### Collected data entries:
+++
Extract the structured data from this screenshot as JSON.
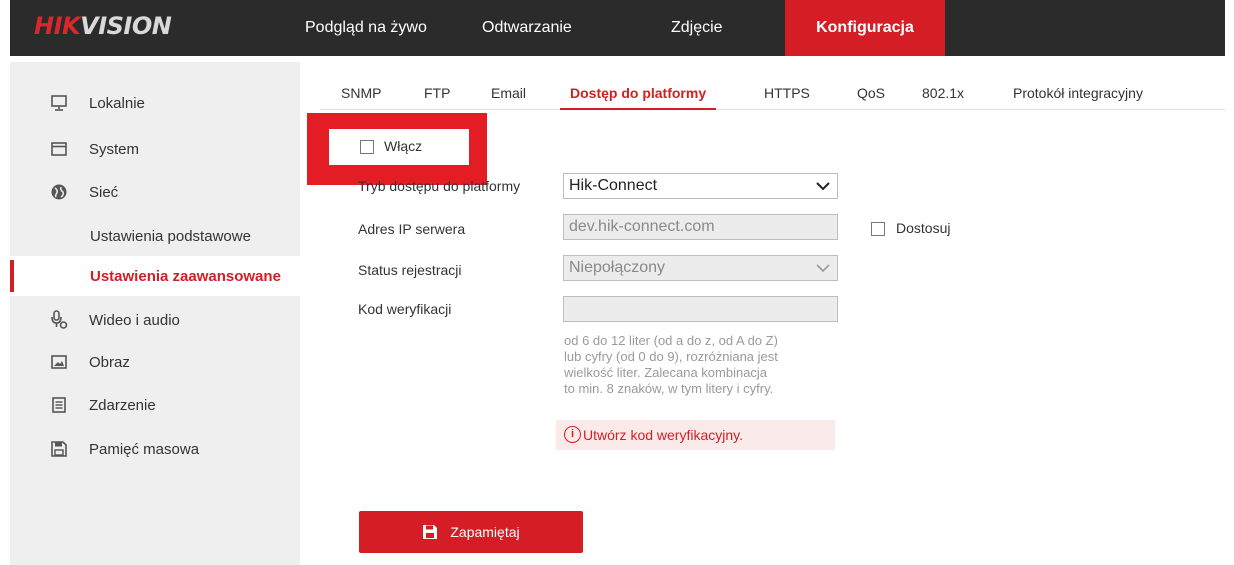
{
  "logo": {
    "part1": "HIK",
    "part2": "VISION"
  },
  "nav": {
    "items": [
      {
        "label": "Podgląd na żywo"
      },
      {
        "label": "Odtwarzanie"
      },
      {
        "label": "Zdjęcie"
      },
      {
        "label": "Konfiguracja",
        "active": true
      }
    ]
  },
  "sidebar": {
    "items": [
      {
        "label": "Lokalnie",
        "icon": "monitor-icon"
      },
      {
        "label": "System",
        "icon": "window-icon"
      },
      {
        "label": "Sieć",
        "icon": "globe-icon"
      },
      {
        "label": "Ustawienia podstawowe",
        "sub": true
      },
      {
        "label": "Ustawienia zaawansowane",
        "sub": true,
        "active": true
      },
      {
        "label": "Wideo i audio",
        "icon": "microphone-icon"
      },
      {
        "label": "Obraz",
        "icon": "image-icon"
      },
      {
        "label": "Zdarzenie",
        "icon": "calendar-icon"
      },
      {
        "label": "Pamięć masowa",
        "icon": "save-icon"
      }
    ]
  },
  "tabs": [
    {
      "label": "SNMP"
    },
    {
      "label": "FTP"
    },
    {
      "label": "Email"
    },
    {
      "label": "Dostęp do platformy",
      "active": true
    },
    {
      "label": "HTTPS"
    },
    {
      "label": "QoS"
    },
    {
      "label": "802.1x"
    },
    {
      "label": "Protokół integracyjny"
    }
  ],
  "form": {
    "enable_label": "Włącz",
    "enable_checked": false,
    "mode_label": "Tryb dostępu do platformy",
    "mode_value": "Hik-Connect",
    "server_label": "Adres IP serwera",
    "server_value": "dev.hik-connect.com",
    "custom_label": "Dostosuj",
    "custom_checked": false,
    "status_label": "Status rejestracji",
    "status_value": "Niepołączony",
    "code_label": "Kod weryfikacji",
    "code_value": "",
    "hint_lines": [
      "od 6 do 12 liter (od a do z, od A do Z)",
      "lub cyfry (od 0 do 9), rozróżniana jest",
      "wielkość liter. Zalecana kombinacja",
      "to min. 8 znaków, w tym litery i cyfry."
    ],
    "warning_text": "Utwórz kod weryfikacyjny.",
    "warning_icon": "i"
  },
  "save_label": "Zapamiętaj",
  "colors": {
    "accent": "#d51d25",
    "topbar": "#2b2b2b",
    "sidebar": "#efefef"
  }
}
+++
### PROBLEM DETAILS:
What is needed is an exact reproduction of the data, pictures excluded.

### TASK RESULT:
Extract the structured data from this screenshot as JSON.
{
  "logo": {
    "part1": "HIK",
    "part2": "VISION"
  },
  "nav": {
    "items": [
      {
        "label": "Podgląd na żywo"
      },
      {
        "label": "Odtwarzanie"
      },
      {
        "label": "Zdjęcie"
      },
      {
        "label": "Konfiguracja",
        "active": true
      }
    ]
  },
  "sidebar": {
    "items": [
      {
        "label": "Lokalnie",
        "icon": "monitor-icon"
      },
      {
        "label": "System",
        "icon": "window-icon"
      },
      {
        "label": "Sieć",
        "icon": "globe-icon"
      },
      {
        "label": "Ustawienia podstawowe",
        "sub": true
      },
      {
        "label": "Ustawienia zaawansowane",
        "sub": true,
        "active": true
      },
      {
        "label": "Wideo i audio",
        "icon": "microphone-icon"
      },
      {
        "label": "Obraz",
        "icon": "image-icon"
      },
      {
        "label": "Zdarzenie",
        "icon": "calendar-icon"
      },
      {
        "label": "Pamięć masowa",
        "icon": "save-icon"
      }
    ]
  },
  "tabs": [
    {
      "label": "SNMP"
    },
    {
      "label": "FTP"
    },
    {
      "label": "Email"
    },
    {
      "label": "Dostęp do platformy",
      "active": true
    },
    {
      "label": "HTTPS"
    },
    {
      "label": "QoS"
    },
    {
      "label": "802.1x"
    },
    {
      "label": "Protokół integracyjny"
    }
  ],
  "form": {
    "enable_label": "Włącz",
    "enable_checked": false,
    "mode_label": "Tryb dostępu do platformy",
    "mode_value": "Hik-Connect",
    "server_label": "Adres IP serwera",
    "server_value": "dev.hik-connect.com",
    "custom_label": "Dostosuj",
    "custom_checked": false,
    "status_label": "Status rejestracji",
    "status_value": "Niepołączony",
    "code_label": "Kod weryfikacji",
    "code_value": "",
    "hint_lines": [
      "od 6 do 12 liter (od a do z, od A do Z)",
      "lub cyfry (od 0 do 9), rozróżniana jest",
      "wielkość liter. Zalecana kombinacja",
      "to min. 8 znaków, w tym litery i cyfry."
    ],
    "warning_text": "Utwórz kod weryfikacyjny.",
    "warning_icon": "i"
  },
  "save_label": "Zapamiętaj",
  "colors": {
    "accent": "#d51d25",
    "topbar": "#2b2b2b",
    "sidebar": "#efefef"
  }
}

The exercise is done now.